Problem description — Copy everything in the listing below word for word, apart from any images.

Material provided —
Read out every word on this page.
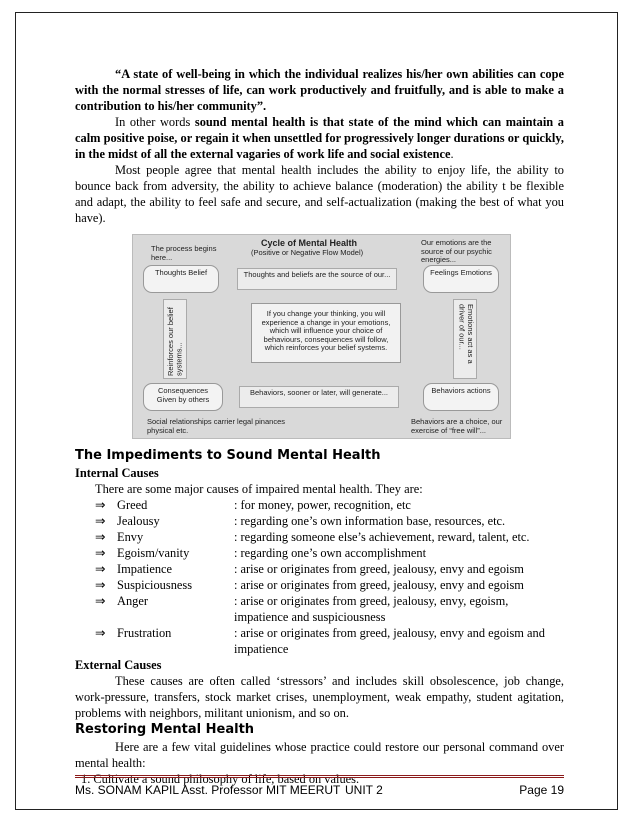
“A state of well-being in which the individual realizes his/her own abilities can cope with the normal stresses of life, can work productively and fruitfully, and is able to make a contribution to his/her community”.

In other words sound mental health is that state of the mind which can maintain a calm positive poise, or regain it when unsettled for progressively longer durations or quickly, in the midst of all the external vagaries of work life and social existence.

Most people agree that mental health includes the ability to enjoy life, the ability to bounce back from adversity, the ability to achieve balance (moderation) the ability t be flexible and adapt, the ability to feel safe and secure, and self-actualization (making the best of what you have).

Cycle of Mental Health
(Positive or Negative Flow Model)
The process begins here...
Our emotions are the source of our psychic energies...
Thoughts Belief	Thoughts and beliefs are the source of our...	Feelings Emotions
Reinforces our belief systems...	Emotions act as a driver of our...
If you change your thinking, you will experience a change in your emotions, which will influence your choice of behaviours, consequences will follow, which reinforces your belief systems.
Consequences Given by others
Behaviors, sooner or later, will generate...	Behaviors actions
Social relationships carrier legal pinances physical etc.
Behaviors are a choice, our exercise of “free will”...
The Impediments to Sound Mental Health

Internal Causes

There are some major causes of impaired mental health. They are:

⇒ Greed	: for money, power, recognition, etc
⇒ Jealousy	: regarding one’s own information base, resources, etc.
⇒ Envy	: regarding someone else’s achievement, reward, talent, etc.
⇒ Egoism/vanity	: regarding one’s own accomplishment
⇒ Impatience	: arise or originates from greed, jealousy, envy and egoism
⇒ Suspiciousness	: arise or originates from greed, jealousy, envy and egoism
⇒ Anger	: arise or originates from greed, jealousy, envy, egoism, impatience and suspiciousness
⇒ Frustration	: arise or originates from greed, jealousy, envy and egoism and impatience

External Causes

These causes are often called ‘stressors’ and includes skill obsolescence, job change, work-pressure, transfers, stock market crises, unemployment, weak empathy, student agitation, problems with neighbors, militant unionism, and so on.

Restoring Mental Health

Here are a few vital guidelines whose practice could restore our personal command over mental health:

1. Cultivate a sound philosophy of life, based on values.

Ms. SONAM KAPIL Asst. Professor MIT MEERUT UNIT 2	Page 19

Response to the exercise —
Read out every word on this page.
“A state of well-being in which the individual realizes his/her own abilities can cope with the normal stresses of life, can work productively and fruitfully, and is able to make a contribution to his/her community”.

In other words sound mental health is that state of the mind which can maintain a calm positive poise, or regain it when unsettled for progressively longer durations or quickly, in the midst of all the external vagaries of work life and social existence.

Most people agree that mental health includes the ability to enjoy life, the ability to bounce back from adversity, the ability to achieve balance (moderation) the ability t be flexible and adapt, the ability to feel safe and secure, and self-actualization (making the best of what you have).

Cycle of Mental Health
(Positive or Negative Flow Model)
The process begins here...
Our emotions are the source of our psychic energies...
Thoughts Belief	Thoughts and beliefs are the source of our...	Feelings Emotions
Reinforces our belief systems...	Emotions act as a driver of our...
If you change your thinking, you will experience a change in your emotions, which will influence your choice of behaviours, consequences will follow, which reinforces your belief systems.
Consequences Given by others
Behaviors, sooner or later, will generate...	Behaviors actions
Social relationships carrier legal pinances physical etc.
Behaviors are a choice, our exercise of “free will”...
The Impediments to Sound Mental Health

Internal Causes

There are some major causes of impaired mental health. They are:

⇒ Greed	: for money, power, recognition, etc
⇒ Jealousy	: regarding one’s own information base, resources, etc.
⇒ Envy	: regarding someone else’s achievement, reward, talent, etc.
⇒ Egoism/vanity	: regarding one’s own accomplishment
⇒ Impatience	: arise or originates from greed, jealousy, envy and egoism
⇒ Suspiciousness	: arise or originates from greed, jealousy, envy and egoism
⇒ Anger	: arise or originates from greed, jealousy, envy, egoism, impatience and suspiciousness
⇒ Frustration	: arise or originates from greed, jealousy, envy and egoism and impatience

External Causes

These causes are often called ‘stressors’ and includes skill obsolescence, job change, work-pressure, transfers, stock market crises, unemployment, weak empathy, student agitation, problems with neighbors, militant unionism, and so on.

Restoring Mental Health

Here are a few vital guidelines whose practice could restore our personal command over mental health:

1. Cultivate a sound philosophy of life, based on values.

Ms. SONAM KAPIL Asst. Professor MIT MEERUT UNIT 2	Page 19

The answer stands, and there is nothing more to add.